[Data supplied]
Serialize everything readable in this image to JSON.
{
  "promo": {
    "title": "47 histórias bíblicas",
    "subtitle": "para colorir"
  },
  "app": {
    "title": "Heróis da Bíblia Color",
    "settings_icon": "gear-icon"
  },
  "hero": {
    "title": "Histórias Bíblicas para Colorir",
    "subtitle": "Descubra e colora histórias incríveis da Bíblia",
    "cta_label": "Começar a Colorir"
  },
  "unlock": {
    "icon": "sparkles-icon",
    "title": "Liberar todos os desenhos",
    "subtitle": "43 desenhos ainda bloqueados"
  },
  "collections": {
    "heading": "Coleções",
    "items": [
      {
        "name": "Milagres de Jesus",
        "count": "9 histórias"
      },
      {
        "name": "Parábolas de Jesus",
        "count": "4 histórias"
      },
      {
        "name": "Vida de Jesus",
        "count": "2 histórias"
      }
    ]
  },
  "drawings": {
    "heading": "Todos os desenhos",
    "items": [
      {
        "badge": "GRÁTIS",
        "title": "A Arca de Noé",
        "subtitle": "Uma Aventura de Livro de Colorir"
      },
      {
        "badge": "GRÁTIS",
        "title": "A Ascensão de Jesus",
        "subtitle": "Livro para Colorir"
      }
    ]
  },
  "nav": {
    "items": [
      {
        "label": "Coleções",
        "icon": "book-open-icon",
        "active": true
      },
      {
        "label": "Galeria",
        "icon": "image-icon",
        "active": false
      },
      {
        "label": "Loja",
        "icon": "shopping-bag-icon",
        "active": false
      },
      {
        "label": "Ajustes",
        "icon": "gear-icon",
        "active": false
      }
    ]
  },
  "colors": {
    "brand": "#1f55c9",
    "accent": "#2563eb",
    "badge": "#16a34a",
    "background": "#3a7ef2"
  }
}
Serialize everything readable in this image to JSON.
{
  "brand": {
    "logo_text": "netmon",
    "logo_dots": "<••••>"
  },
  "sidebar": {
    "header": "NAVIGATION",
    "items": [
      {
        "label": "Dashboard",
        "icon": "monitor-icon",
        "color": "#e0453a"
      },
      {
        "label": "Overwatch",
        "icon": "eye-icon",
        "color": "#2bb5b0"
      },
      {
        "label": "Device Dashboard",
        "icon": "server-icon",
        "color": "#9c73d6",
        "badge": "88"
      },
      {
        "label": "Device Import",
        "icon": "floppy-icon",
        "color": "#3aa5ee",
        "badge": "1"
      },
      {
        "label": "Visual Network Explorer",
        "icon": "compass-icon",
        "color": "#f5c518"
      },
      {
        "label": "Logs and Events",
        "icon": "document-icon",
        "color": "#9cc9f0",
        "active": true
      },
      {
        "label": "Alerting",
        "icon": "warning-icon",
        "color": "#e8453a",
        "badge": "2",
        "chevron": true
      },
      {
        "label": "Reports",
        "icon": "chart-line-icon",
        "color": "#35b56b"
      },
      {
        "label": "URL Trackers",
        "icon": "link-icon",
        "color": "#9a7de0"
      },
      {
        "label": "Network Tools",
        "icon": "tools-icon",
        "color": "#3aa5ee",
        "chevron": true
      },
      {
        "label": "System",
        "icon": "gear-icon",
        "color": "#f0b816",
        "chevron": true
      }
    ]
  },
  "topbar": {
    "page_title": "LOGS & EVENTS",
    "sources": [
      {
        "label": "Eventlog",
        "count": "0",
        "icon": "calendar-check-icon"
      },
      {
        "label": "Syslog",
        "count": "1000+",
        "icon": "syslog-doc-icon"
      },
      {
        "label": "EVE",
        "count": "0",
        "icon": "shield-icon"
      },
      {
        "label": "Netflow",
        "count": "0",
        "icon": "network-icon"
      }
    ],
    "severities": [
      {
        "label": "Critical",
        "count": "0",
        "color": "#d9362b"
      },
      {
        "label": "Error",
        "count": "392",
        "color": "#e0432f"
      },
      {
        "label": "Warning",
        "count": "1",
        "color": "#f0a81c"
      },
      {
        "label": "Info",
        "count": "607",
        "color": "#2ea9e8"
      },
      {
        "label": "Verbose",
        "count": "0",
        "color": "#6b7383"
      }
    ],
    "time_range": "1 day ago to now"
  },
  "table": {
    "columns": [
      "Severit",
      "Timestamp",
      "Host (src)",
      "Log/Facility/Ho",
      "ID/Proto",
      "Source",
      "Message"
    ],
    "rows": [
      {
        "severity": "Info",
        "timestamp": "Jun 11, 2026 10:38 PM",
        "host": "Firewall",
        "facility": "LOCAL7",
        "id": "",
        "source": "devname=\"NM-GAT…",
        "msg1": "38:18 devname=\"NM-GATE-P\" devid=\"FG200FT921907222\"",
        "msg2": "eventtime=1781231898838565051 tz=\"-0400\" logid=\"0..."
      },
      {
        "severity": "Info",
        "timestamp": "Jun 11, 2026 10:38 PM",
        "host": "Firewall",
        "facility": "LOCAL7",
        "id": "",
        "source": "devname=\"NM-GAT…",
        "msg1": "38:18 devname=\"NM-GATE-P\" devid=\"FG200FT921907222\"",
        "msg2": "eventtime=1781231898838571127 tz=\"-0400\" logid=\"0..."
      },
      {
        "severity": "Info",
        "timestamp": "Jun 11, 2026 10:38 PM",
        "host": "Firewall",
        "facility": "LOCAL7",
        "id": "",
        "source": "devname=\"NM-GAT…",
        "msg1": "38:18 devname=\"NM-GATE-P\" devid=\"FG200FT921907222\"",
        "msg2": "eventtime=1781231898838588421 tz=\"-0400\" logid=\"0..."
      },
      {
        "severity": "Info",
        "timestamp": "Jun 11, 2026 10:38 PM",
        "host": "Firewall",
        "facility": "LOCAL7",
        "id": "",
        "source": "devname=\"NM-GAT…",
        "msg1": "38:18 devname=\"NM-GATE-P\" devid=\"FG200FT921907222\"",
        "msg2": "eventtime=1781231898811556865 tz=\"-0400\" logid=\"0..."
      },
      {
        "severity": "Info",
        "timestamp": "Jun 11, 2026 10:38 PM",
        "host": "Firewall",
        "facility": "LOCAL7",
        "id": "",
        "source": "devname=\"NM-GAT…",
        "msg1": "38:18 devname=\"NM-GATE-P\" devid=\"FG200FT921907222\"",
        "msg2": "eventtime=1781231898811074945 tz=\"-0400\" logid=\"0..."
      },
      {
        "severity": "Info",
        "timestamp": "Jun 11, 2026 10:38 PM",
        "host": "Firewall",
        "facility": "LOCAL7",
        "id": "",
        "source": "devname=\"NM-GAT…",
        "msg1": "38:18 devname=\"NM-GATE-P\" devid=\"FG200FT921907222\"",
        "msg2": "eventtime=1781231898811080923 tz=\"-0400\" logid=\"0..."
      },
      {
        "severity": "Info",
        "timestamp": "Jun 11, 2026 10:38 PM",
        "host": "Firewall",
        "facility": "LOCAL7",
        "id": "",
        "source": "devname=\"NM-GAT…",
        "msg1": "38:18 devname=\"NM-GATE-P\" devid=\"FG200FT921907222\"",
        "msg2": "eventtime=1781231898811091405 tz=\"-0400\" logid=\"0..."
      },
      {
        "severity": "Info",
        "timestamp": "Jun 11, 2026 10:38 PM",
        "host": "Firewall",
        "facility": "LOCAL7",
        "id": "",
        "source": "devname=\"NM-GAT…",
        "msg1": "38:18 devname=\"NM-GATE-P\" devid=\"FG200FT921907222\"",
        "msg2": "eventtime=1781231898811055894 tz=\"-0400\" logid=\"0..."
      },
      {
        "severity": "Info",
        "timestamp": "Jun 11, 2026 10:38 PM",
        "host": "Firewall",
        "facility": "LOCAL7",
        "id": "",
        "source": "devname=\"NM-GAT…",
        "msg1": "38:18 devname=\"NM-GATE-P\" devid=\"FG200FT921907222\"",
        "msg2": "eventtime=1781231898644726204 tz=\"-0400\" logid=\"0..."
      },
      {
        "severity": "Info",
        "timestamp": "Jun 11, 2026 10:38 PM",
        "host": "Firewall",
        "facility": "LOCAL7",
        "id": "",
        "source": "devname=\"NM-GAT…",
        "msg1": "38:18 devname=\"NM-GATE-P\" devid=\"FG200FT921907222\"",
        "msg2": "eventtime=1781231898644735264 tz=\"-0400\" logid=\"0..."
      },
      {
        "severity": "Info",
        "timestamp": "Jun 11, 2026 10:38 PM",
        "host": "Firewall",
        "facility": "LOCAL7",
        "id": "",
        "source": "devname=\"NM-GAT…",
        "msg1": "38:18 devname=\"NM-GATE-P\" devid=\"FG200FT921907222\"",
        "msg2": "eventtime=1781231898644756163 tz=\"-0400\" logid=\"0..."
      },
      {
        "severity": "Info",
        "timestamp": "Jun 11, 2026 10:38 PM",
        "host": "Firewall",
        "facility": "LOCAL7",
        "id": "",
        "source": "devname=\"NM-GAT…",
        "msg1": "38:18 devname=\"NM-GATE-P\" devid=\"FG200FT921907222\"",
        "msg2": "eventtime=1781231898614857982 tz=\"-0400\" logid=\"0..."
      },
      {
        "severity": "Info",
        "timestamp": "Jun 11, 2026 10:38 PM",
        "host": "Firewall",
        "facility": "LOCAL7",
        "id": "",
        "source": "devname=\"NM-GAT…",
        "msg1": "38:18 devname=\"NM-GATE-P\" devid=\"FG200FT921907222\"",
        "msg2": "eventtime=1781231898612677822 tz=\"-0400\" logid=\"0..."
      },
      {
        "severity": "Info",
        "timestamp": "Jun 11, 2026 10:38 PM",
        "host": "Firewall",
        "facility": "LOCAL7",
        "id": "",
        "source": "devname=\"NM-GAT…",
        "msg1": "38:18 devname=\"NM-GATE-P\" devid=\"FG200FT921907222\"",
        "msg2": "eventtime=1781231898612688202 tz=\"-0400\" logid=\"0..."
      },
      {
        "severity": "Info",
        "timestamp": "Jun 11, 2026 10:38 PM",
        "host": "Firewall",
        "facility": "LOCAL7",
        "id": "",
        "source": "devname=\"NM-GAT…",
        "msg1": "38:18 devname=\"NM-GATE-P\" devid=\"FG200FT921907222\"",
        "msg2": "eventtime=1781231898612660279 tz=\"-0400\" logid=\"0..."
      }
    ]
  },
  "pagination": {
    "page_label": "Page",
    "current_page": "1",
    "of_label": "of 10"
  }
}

[Task requirements] Display every line of the listing that contains the string "Device".

[Written solution]
        "label": "Device Dashboard",
        "label": "Device Import",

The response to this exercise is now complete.